The request » Go through the entries below and copy each line containing the word "upright".

═══ Data lines ═══

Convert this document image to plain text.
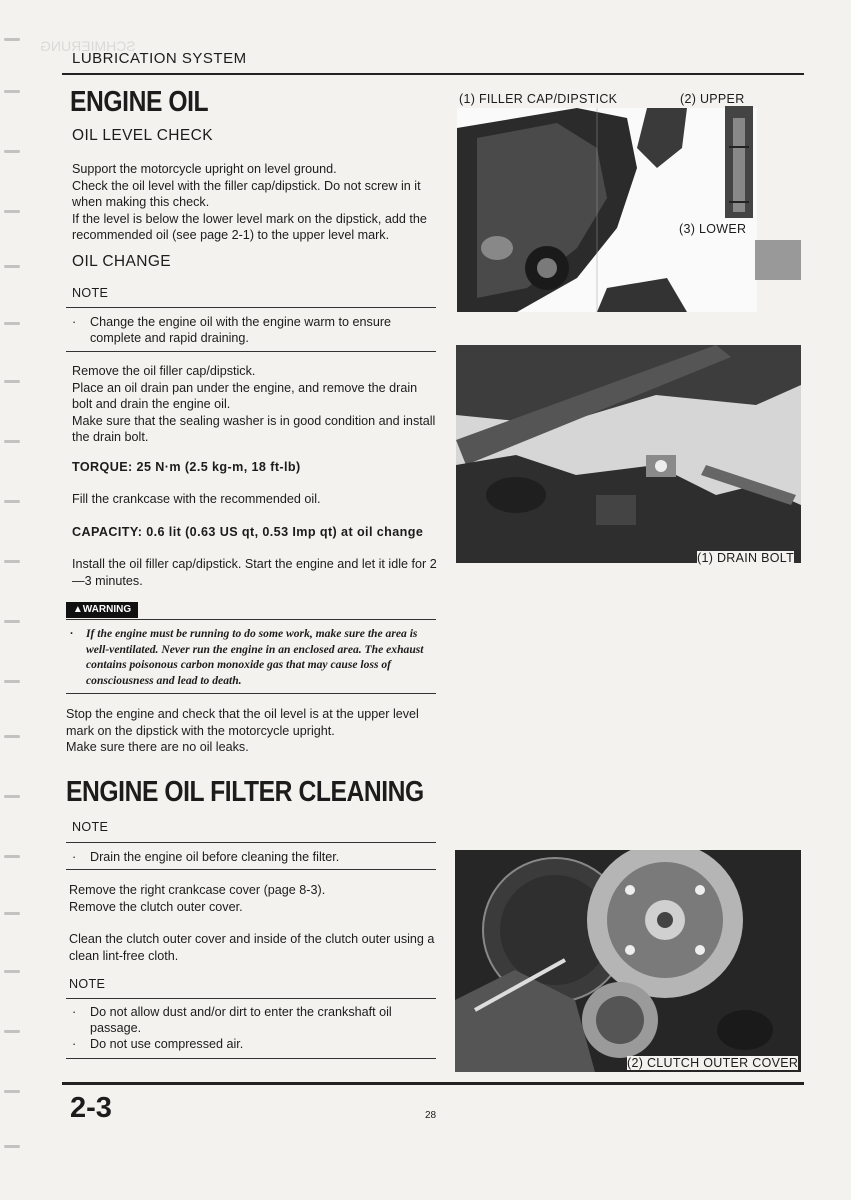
SCHMIERUNG
LUBRICATION SYSTEM
ENGINE OIL
OIL LEVEL CHECK
Support the motorcycle upright on level ground.
Check the oil level with the filler cap/dipstick. Do not screw in it when making this check.
If the level is below the lower level mark on the dipstick, add the recommended oil (see page 2-1) to the upper level mark.
OIL CHANGE
NOTE
·	Change the engine oil with the engine warm to ensure complete and rapid draining.
Remove the oil filler cap/dipstick.
Place an oil drain pan under the engine, and remove the drain bolt and drain the engine oil.
Make sure that the sealing washer is in good condition and install the drain bolt.
TORQUE: 25 N·m (2.5 kg-m, 18 ft-lb)
Fill the crankcase with the recommended oil.
CAPACITY: 0.6 lit (0.63 US qt, 0.53 Imp qt) at oil change
Install the oil filler cap/dipstick. Start the engine and let it idle for 2—3 minutes.
▲WARNING
·	If the engine must be running to do some work, make sure the area is well-ventilated. Never run the engine in an enclosed area. The exhaust contains poisonous carbon monoxide gas that may cause loss of consciousness and lead to death.
Stop the engine and check that the oil level is at the upper level mark on the dipstick with the motorcycle upright.
Make sure there are no oil leaks.
ENGINE OIL FILTER CLEANING
NOTE
·	Drain the engine oil before cleaning the filter.
Remove the right crankcase cover (page 8-3).
Remove the clutch outer cover.
Clean the clutch outer cover and inside of the clutch outer using a clean lint-free cloth.
NOTE
·	Do not allow dust and/or dirt to enter the crankshaft oil passage.
·	Do not use compressed air.
(1) FILLER CAP/DIPSTICK	(2) UPPER
(3) LOWER
(1) DRAIN BOLT
(2) CLUTCH OUTER COVER
2-3	28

═══

Correct answer »
Support the motorcycle upright on level ground.
Stop the engine and check that the oil level is at the upper level mark on the dipstick with the motorcycle upright.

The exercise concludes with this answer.